[Stored entries]

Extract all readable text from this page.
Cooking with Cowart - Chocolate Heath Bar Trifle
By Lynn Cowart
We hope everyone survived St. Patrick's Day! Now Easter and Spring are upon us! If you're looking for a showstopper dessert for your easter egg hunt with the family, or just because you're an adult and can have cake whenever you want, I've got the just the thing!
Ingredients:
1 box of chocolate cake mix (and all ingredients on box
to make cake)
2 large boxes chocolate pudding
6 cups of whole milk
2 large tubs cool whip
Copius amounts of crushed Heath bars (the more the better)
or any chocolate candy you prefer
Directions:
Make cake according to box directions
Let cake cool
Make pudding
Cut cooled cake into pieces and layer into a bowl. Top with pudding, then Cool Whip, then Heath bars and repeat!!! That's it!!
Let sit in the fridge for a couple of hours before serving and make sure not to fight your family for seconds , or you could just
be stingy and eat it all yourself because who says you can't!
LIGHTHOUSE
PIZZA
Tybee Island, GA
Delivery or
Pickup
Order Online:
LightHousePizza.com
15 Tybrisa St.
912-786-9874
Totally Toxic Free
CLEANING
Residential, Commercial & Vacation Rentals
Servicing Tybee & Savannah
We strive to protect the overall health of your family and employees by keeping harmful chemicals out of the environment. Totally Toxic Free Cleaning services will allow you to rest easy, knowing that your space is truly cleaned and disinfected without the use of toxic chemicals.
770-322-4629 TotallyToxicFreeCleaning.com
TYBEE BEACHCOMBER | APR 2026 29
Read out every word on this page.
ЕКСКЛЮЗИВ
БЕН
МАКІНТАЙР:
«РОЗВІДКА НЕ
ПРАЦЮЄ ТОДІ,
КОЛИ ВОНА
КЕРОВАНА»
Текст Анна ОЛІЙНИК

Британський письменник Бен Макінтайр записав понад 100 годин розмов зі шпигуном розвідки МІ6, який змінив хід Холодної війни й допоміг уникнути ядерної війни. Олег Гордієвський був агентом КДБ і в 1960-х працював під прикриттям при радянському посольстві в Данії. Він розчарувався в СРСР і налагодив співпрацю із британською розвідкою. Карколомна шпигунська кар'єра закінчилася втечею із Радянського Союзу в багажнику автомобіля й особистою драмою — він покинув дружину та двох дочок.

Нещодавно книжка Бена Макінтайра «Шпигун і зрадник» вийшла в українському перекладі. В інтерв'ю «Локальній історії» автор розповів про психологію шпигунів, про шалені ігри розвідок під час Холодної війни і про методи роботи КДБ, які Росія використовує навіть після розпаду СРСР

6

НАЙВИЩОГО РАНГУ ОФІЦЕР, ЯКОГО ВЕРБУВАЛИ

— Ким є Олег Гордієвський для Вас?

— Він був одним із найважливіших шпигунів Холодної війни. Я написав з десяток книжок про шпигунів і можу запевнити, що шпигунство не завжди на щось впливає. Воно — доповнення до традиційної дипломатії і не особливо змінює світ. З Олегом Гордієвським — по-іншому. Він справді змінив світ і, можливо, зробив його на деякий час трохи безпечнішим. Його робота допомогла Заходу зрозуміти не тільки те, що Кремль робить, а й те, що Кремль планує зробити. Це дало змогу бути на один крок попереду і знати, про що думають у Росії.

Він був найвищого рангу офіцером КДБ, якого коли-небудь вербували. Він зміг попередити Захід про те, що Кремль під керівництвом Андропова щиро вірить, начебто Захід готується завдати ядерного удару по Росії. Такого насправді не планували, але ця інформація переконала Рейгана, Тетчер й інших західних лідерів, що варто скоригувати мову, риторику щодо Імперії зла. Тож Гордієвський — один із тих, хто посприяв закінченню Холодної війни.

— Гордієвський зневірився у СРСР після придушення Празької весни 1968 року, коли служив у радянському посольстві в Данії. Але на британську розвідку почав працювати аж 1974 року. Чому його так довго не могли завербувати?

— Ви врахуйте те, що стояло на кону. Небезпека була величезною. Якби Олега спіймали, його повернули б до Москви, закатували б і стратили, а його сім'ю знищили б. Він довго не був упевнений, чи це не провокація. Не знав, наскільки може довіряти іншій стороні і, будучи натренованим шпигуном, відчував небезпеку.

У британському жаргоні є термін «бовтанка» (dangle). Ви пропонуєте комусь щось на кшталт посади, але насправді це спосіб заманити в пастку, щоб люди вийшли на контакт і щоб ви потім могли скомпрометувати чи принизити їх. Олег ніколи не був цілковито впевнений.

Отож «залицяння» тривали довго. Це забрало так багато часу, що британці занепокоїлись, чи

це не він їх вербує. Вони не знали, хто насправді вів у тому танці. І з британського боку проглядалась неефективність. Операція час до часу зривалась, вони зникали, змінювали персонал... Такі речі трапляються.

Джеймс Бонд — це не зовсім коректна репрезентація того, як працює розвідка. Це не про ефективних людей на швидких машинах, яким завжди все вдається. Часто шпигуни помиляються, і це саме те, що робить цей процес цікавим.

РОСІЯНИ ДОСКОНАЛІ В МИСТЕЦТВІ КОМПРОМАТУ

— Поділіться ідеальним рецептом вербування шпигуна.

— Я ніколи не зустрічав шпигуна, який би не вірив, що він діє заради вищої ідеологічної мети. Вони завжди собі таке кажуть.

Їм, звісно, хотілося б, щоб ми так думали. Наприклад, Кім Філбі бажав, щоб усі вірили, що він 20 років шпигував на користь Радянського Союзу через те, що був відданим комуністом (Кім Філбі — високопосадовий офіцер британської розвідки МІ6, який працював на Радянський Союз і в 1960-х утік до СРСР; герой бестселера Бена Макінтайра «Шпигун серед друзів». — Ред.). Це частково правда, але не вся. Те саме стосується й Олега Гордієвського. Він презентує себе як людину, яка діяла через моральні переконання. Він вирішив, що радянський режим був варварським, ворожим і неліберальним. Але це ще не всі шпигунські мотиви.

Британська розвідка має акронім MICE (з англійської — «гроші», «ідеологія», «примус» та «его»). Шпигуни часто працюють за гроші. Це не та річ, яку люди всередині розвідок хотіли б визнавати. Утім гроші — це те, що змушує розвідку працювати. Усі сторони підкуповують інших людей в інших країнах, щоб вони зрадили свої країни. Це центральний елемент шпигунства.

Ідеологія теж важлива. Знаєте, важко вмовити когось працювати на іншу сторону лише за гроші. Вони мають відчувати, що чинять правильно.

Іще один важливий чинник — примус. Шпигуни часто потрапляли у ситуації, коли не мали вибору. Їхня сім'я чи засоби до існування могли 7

---

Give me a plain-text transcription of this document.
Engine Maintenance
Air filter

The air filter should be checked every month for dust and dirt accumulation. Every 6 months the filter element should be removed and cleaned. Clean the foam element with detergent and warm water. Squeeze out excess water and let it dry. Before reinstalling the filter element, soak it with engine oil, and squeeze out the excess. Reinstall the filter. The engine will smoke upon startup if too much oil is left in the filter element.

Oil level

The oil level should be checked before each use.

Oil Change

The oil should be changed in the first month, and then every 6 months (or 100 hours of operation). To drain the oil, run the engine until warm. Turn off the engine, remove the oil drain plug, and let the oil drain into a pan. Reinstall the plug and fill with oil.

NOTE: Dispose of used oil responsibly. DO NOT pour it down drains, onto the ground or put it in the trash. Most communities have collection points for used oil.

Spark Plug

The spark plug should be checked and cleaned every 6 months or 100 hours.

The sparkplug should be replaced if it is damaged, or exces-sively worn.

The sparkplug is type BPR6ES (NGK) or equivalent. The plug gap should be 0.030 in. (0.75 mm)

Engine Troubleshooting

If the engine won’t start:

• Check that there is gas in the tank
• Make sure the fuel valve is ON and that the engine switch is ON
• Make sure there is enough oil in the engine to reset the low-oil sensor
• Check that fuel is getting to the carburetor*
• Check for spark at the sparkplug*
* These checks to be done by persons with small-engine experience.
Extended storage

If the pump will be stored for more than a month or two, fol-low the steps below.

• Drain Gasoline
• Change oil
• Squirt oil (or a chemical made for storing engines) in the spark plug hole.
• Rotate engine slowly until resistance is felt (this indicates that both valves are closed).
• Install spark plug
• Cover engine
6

▸ **WHAT IS BEING ASKED**:
Pull out all lines of the data with the string "довго".

▸ **SOLUTION TO THE EXERCISE**:
— Гордієвський зневірився у СРСР після придушення Празької весни 1968 року, коли служив у радянському посольстві в Данії. Але на британську розвідку почав працювати аж 1974 року. Чому його так довго не могли завербувати?
— Ви врахуйте те, що стояло на кону. Небезпека була величезною. Якби Олега спіймали, його повернули б до Москви, закатували б і стратили, а його сім'ю знищили б. Він довго не був упевнений, чи це не провокація. Не знав, наскільки може довіряти іншій стороні і, будучи натренованим шпигуном, відчував небезпеку.
Отож «залицяння» тривали довго. Це забрало так багато часу, що британці занепокоїлись, чи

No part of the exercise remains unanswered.